▸ REQUIRED WORK
An exact copy of the records is required, minus the pictures they hold.

▸ DATA FOR THE TASK
===

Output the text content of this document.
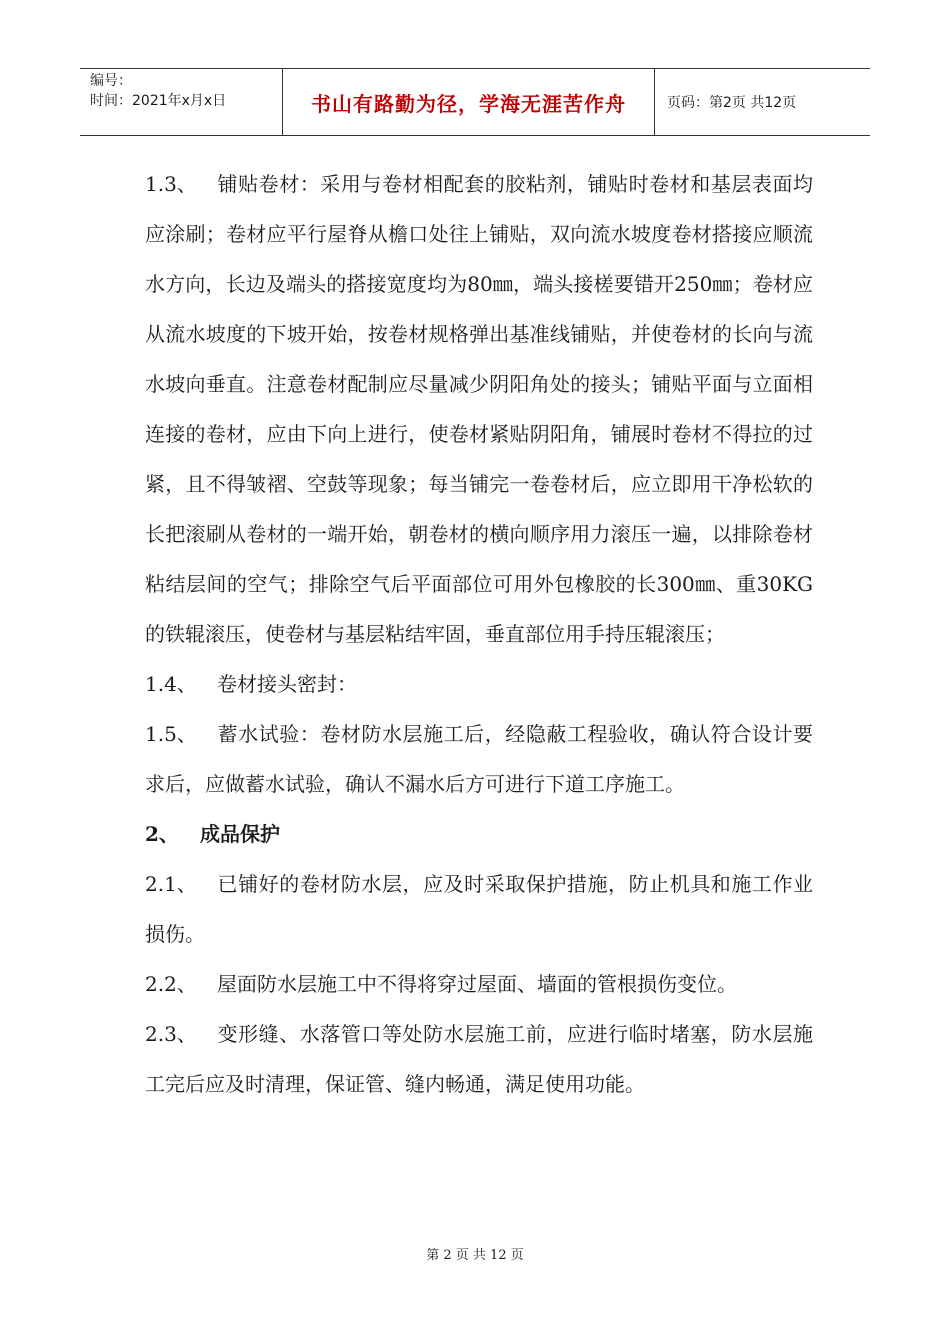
编号：
时间：2021年x月x日	书山有路勤为径，学海无涯苦作舟	页码：第2页 共12页

1.3、 铺贴卷材：采用与卷材相配套的胶粘剂，铺贴时卷材和基层表面均应涂刷；卷材应平行屋脊从檐口处往上铺贴，双向流水坡度卷材搭接应顺流水方向，长边及端头的搭接宽度均为80㎜，端头接槎要错开250㎜；卷材应从流水坡度的下坡开始，按卷材规格弹出基准线铺贴，并使卷材的长向与流水坡向垂直。注意卷材配制应尽量减少阴阳角处的接头；铺贴平面与立面相连接的卷材，应由下向上进行，使卷材紧贴阴阳角，铺展时卷材不得拉的过紧，且不得皱褶、空鼓等现象；每当铺完一卷卷材后，应立即用干净松软的长把滚刷从卷材的一端开始，朝卷材的横向顺序用力滚压一遍，以排除卷材粘结层间的空气；排除空气后平面部位可用外包橡胶的长300㎜、重30KG的铁辊滚压，使卷材与基层粘结牢固，垂直部位用手持压辊滚压；

1.4、 卷材接头密封：

1.5、 蓄水试验：卷材防水层施工后，经隐蔽工程验收，确认符合设计要求后，应做蓄水试验，确认不漏水后方可进行下道工序施工。

2、 成品保护

2.1、 已铺好的卷材防水层，应及时采取保护措施，防止机具和施工作业损伤。

2.2、 屋面防水层施工中不得将穿过屋面、墙面的管根损伤变位。

2.3、 变形缝、水落管口等处防水层施工前，应进行临时堵塞，防水层施工完后应及时清理，保证管、缝内畅通，满足使用功能。

第 2 页 共 12 页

===

▸ FINISHED ANSWER
Output the text content of this document.
编号：
时间：2021年x月x日	书山有路勤为径，学海无涯苦作舟	页码：第2页 共12页

1.3、 铺贴卷材：采用与卷材相配套的胶粘剂，铺贴时卷材和基层表面均应涂刷；卷材应平行屋脊从檐口处往上铺贴，双向流水坡度卷材搭接应顺流水方向，长边及端头的搭接宽度均为80㎜，端头接槎要错开250㎜；卷材应从流水坡度的下坡开始，按卷材规格弹出基准线铺贴，并使卷材的长向与流水坡向垂直。注意卷材配制应尽量减少阴阳角处的接头；铺贴平面与立面相连接的卷材，应由下向上进行，使卷材紧贴阴阳角，铺展时卷材不得拉的过紧，且不得皱褶、空鼓等现象；每当铺完一卷卷材后，应立即用干净松软的长把滚刷从卷材的一端开始，朝卷材的横向顺序用力滚压一遍，以排除卷材粘结层间的空气；排除空气后平面部位可用外包橡胶的长300㎜、重30KG的铁辊滚压，使卷材与基层粘结牢固，垂直部位用手持压辊滚压；

1.4、 卷材接头密封：

1.5、 蓄水试验：卷材防水层施工后，经隐蔽工程验收，确认符合设计要求后，应做蓄水试验，确认不漏水后方可进行下道工序施工。

2、 成品保护

2.1、 已铺好的卷材防水层，应及时采取保护措施，防止机具和施工作业损伤。

2.2、 屋面防水层施工中不得将穿过屋面、墙面的管根损伤变位。

2.3、 变形缝、水落管口等处防水层施工前，应进行临时堵塞，防水层施工完后应及时清理，保证管、缝内畅通，满足使用功能。

第 2 页 共 12 页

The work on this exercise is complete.